**READING PASSAGE:**

Marine protected areas (MPAs)
Scotland’s west coast and islands are home to several marine protected areas (MPAs); areas where important habitats and species are thriving, and where protected status has been awarded to help ensure they continue to thrive.
This protection may include restrictions on activities such as sailing, mooring, fishing, development of the area or the removal or disruption of marine life.
Almost all of Scotland’s MPAs were given their designated status long after the growth of salmon farming, proving that salmon farms and marine life can happily co-exist.
One of the most recent examples of this is the Harbour Porpoise Special Area of Conservation which was created on 22 September 2016. The largest protected area in Europe for this species, thought to cover over 5,000 porpoises, it spans 13,800km2 of the Inner Hebrides and Minches – an area with a high number of established salmon farms.
It’s further proof that, with responsible farm management and good fish husbandry, salmon farming and species of special interest can co-exist happily in the same waters.
Wildlife sightings app
Testament to the abundance of wildlife and marine life spotted around our farms, 2021 saw us successfully pilot and roll-out a new wildlife sightings app.
The app enables our farm teams to record sightings – from orcas and otters to sea gulls and sea eagles – via their phone or laptop, acquiring coordinates accurately from GPS signals and providing a consistent picture across all our farms.
The data collated is shared with the Biological Record Centre, which is a component of the National Biodiversity Network, meaning that it can be used by everyone from the general public, conservationists and NGOs to the wider science community.
Sourcing cleaner fish responsibly
Our commitment to safeguarding Scotland’s waters extends beyond our own farm settings. We’re also working to ensure that the cleaner fish we use are sourced in a responsible way.
All lumpsuckers that we use are now from farmed origin. Using eggs from wild-caught broodstock (parent fish) they are raised in hatcheries; a process that takes roughly one year.
In contrast, ballan wrasse – the second key species of cleaner fish that we use – take considerably longer to raise in hatcheries with females reaching sexual maturity at six years, longer for males, with offspring taking 18 months to reach the correct size for deployment in sea pens.
As such, the majority of ballan wrasse that we use are still wild-caught. In the interests of fish welfare and the environment, this is done in accordance with mandatory measures, implemented by the Scottish Government following successful piloting of voluntary measures set out by the sector itself in partnership with Marine Scotland and RSPCA Assured.
These mandatory measures ensure that:
- Ballan wrasse can only be fished for during set periods of the year that avoid breeding season
- Only ballan wrasse of a specific size are caught, aided by the use of specially modified pots – larger fish of reproductive age can’t get in, nor can other marine animals, while younger smaller fish can swim out
- All fishermen supplying to the sector are approved and sign-up to the mandatory measures above
- The ballan wrasse that are caught are health-checked, measured and stored in seawater tanks ahead of transfer to farm – all of which is in accordance with RSPCA Assured welfare standards
- Details of all wild wrasse caught are recorded and reported to Marine Scotland.
This data tells us that wild wrasse are thriving, providing the clearest indication that they are being fished sustainably.

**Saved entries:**
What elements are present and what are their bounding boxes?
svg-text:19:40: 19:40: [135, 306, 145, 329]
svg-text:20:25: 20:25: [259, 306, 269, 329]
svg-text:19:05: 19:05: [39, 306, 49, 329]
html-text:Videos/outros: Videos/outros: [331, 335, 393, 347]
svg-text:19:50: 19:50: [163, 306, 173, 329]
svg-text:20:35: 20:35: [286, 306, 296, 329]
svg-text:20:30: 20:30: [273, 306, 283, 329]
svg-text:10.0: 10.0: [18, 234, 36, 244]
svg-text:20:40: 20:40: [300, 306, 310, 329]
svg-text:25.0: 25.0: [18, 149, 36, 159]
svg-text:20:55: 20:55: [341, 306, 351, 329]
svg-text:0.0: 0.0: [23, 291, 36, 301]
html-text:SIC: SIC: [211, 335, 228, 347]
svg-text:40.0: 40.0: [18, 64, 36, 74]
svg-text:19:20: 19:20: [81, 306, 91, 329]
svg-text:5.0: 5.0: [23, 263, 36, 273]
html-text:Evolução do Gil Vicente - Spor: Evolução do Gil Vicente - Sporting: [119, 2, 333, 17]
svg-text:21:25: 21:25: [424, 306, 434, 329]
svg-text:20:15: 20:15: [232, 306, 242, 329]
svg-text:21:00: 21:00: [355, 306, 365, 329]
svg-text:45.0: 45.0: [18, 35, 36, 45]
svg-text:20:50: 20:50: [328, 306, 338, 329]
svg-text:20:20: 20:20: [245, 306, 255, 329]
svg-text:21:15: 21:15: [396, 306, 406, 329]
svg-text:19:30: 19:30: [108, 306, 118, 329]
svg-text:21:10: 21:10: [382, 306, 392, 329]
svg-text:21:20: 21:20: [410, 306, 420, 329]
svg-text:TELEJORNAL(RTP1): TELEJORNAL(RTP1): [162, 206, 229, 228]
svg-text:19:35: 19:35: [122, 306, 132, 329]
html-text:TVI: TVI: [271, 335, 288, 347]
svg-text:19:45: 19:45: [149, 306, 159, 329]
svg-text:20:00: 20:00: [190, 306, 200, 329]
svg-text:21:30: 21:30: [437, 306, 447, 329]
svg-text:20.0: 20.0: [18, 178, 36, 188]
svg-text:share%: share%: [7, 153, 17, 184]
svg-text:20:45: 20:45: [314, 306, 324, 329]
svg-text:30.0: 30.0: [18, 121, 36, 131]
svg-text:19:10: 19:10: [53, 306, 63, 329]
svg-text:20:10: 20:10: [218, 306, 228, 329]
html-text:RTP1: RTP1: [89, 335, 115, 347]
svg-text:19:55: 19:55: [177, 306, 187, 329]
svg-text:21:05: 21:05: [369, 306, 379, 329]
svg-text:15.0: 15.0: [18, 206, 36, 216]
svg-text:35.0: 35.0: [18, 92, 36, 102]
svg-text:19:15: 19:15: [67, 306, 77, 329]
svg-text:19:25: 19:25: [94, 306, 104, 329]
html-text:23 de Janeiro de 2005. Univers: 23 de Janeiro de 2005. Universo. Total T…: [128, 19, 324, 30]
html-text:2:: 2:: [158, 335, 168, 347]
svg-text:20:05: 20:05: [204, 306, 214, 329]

**PROBLEM SET:**
**1)** In the passage about Scotland's marine life, on what date was the Harbour Porpoise Special Area of Conservation created?
**2)** Reproduce word for word everything in the passage about Scotland's marine life from "Scotland’s west coast" down to "can happily co-exist.".

**RESPONSES BY ITEM NUMBER:**
**1)** 22 September 2016

**2)**
Scotland’s west coast and islands are home to several marine protected areas (MPAs); areas where important habitats and species are thriving, and where protected status has been awarded to help ensure they continue to thrive.
This protection may include restrictions on activities such as sailing, mooring, fishing, development of the area or the removal or disruption of marine life.
Almost all of Scotland’s MPAs were given their designated status long after the growth of salmon farming, proving that salmon farms and marine life can happily co-exist.